*Source text:*
To undo & to rename files to their original names, you just need to tick the "Restore EFI backups" option of Boot-Repair.

What it has done:

http://ubuntuforums.org/showthread.php?t=1769482&p=12740984#post12740984
available as a "Rename Windows EFI files" option in the Advanced Options for the few UEFI that are modified to only Boot Windows efi file.
To perform this, just run Boot-Repair --> Adv options --> tick "Backup and rename EFI files" --> Apply

But either way your UEFI menu should have entries for both ubuntu & windows. A few were modified to only boot Windows and that was the reason for the rename function to let UEFI think it is booting Windows but really booting grub2's shim file.

BlindSoothsayer
August 8th, 2013, 06:53 AM
Thank you for the quick reply!

I was able to undo and rename the files back to their original names as you suggested. It now boots straight into Windows with no problem. Is there any hope of getting Ubuntu functioning? Here is the boot info script from the undo operation. (http://paste.ubuntu.com/5961415/)

oldfred
August 8th, 2013, 02:12 PM
You still have ubuntu in the efi partition. UEFI should show that as a boot option. With secure boot off does it show more options?

But you may have one of the few sytems that only boot Windows. I might try updating UEFI as many vendors found UEFI issues and have corrected those also.

If not then the rename should work as UEFI thinks it is booting Windows, but you also may need the secure boot version of Ubuntu with the signed kernel. You can boot Boot-Repair in secure boot mode and tick the signed box and it will run the update to install the signed kernels.

Please enable SecureBoot in your UEFI/BIOS, then run Boot-Repair --> Advanced Options --> "GRUB options" tab --> tick "SecureBoot" --> Apply.


One user posted this which you probably need to do for those systems that only boot Windows with secure boot on:

The key was to launch into Window 8 with secure boot enabled then choose Restart in Windows 8 selecting USB as the device to restart on.
This is really strange since the big breakthrough was being able to run Boot Repair launched in "secure boot" mode and checking the "Secure Boot" checkbox in Boot Repair before running it.

One user posted this which you probably need to do for those systems that only boot Windows with secure boot on:

The key was to launch into Window 8 with secure boot enabled then choose Restart in Windows 8 selecting USB as the device to restart on.
This is really strange since the big breakthrough was being able to run Boot Repair launched in "secure boot" mode and checking the "Secure Boot" checkbox in Boot Repair before running it.

Extracted records
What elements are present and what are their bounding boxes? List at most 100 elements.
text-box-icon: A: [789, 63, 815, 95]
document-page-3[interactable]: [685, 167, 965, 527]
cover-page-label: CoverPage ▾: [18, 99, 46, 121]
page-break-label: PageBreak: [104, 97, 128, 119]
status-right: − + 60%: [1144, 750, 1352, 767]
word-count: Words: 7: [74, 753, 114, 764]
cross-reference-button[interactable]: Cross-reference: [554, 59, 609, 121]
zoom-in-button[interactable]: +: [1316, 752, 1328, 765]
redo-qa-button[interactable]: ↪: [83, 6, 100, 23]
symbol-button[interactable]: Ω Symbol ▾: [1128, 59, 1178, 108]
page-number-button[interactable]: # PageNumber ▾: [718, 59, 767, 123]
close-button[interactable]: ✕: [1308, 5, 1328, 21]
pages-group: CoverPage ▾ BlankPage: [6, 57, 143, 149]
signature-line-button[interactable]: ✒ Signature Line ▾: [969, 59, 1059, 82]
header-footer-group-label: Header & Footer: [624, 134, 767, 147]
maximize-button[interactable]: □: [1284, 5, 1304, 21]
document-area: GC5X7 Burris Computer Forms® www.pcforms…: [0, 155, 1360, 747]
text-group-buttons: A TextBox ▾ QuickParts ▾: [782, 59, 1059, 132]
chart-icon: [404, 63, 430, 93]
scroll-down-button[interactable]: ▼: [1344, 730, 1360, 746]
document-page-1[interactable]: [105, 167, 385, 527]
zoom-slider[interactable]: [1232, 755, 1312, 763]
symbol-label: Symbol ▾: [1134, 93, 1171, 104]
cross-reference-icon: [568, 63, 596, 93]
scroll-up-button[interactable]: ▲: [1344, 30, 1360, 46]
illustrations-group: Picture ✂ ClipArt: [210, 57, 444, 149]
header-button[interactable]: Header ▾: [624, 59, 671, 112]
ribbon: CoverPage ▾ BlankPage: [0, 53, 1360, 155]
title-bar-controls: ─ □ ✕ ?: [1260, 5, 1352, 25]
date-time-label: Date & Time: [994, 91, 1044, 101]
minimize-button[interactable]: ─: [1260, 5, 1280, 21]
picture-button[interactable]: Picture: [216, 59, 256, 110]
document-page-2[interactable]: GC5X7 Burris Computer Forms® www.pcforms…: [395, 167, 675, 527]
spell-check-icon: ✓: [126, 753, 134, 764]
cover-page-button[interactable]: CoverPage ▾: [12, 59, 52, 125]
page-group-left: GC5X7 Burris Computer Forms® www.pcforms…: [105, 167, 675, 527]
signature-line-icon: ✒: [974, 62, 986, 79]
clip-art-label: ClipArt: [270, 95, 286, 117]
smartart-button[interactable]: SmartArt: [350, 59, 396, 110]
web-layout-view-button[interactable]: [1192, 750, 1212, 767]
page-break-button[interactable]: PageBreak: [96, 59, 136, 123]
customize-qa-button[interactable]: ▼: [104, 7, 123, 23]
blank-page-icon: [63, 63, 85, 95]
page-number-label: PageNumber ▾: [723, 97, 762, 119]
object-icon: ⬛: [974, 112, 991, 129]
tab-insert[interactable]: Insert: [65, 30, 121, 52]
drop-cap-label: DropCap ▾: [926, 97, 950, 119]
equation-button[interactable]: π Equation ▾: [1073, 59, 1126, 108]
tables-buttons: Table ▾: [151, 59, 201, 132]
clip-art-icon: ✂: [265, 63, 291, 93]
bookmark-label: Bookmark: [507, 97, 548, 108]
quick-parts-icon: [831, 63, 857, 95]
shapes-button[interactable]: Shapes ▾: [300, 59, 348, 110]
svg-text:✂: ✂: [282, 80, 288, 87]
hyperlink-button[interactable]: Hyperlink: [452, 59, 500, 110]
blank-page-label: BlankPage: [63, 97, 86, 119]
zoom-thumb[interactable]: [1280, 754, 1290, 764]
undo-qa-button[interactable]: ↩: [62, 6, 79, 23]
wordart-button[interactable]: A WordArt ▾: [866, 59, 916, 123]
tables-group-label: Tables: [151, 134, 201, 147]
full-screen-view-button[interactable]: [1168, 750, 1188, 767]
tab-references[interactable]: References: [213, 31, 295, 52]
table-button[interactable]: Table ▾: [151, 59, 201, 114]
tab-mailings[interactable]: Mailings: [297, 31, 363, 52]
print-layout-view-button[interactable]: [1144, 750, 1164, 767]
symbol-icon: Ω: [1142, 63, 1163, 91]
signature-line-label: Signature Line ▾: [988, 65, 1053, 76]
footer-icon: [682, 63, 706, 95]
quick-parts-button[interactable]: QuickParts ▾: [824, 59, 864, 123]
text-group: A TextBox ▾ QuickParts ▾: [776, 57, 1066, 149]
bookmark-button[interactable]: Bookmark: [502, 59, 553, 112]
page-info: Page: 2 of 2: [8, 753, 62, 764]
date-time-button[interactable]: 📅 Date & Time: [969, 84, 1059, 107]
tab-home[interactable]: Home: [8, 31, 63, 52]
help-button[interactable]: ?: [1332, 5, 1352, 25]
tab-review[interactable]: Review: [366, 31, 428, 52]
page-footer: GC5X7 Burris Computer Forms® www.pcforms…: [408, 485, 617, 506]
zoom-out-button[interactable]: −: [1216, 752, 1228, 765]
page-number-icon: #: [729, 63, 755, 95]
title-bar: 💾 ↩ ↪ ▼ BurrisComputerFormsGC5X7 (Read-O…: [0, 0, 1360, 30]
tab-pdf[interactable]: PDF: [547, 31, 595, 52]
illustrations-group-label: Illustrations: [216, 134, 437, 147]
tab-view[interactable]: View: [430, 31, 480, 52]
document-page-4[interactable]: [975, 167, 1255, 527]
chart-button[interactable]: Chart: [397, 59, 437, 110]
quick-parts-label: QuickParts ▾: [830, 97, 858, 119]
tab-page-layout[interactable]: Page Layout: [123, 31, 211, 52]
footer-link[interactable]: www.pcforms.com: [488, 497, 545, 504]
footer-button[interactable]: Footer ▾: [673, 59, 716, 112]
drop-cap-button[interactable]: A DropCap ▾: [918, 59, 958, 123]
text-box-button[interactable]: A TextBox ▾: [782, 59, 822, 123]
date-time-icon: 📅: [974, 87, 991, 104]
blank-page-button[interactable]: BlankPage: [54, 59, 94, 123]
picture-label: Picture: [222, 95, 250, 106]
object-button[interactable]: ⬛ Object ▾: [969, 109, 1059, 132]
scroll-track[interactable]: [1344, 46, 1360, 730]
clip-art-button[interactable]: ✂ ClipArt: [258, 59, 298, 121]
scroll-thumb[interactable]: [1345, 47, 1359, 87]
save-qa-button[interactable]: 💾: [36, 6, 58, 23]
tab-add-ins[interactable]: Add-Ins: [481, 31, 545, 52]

*Exercises:*
a) List each distinct phrase that appears inside double quotation marks in the Boot-Repair forum thread, counting repeated phrases only once.
b) Write the next part of the Boot-Repair forum thread, picking up after its final sentence.

*Answers per task:*
a)
"Restore EFI backups"
"Rename Windows EFI files"
"Backup and rename EFI files"
"GRUB options"
"SecureBoot"
"secure boot"
"Secure Boot"

b)
Boot-Repair seemed to not be able to query UEFI, so you may not have the UEFI shell. But see if you have any of this:

https://help.ubuntu.com/community/UEFIBooting#UEFI_Shell
EFI/boot/bootx64.efi.efi" ---> Brings up 'EFI shell environment' with command prompt.
Launch EFI Shell from File System Device
https://wiki.archlinux.org/index.php/Unified_Extensible_Firmware_Interface#UEFI_Shell
http://software.intel.com/en-us/articles/efi-shells-and-scripting/

BlindSoothsayer
August 9th, 2013, 04:05 AM
I've searched through my BIOS and do not see a SecureBoot option. I have tried booting in UEFI mode and "Legacy" mode and both go straight to Windows. I will try updating my UEFI in the next few days.

oldfred
August 9th, 2013, 04:27 AM
Only systems with Windows 8 pre-installed currently have the secure boot option implemented with UEFI. If you built system yourself, it is unlikely that secure boot is an option yet.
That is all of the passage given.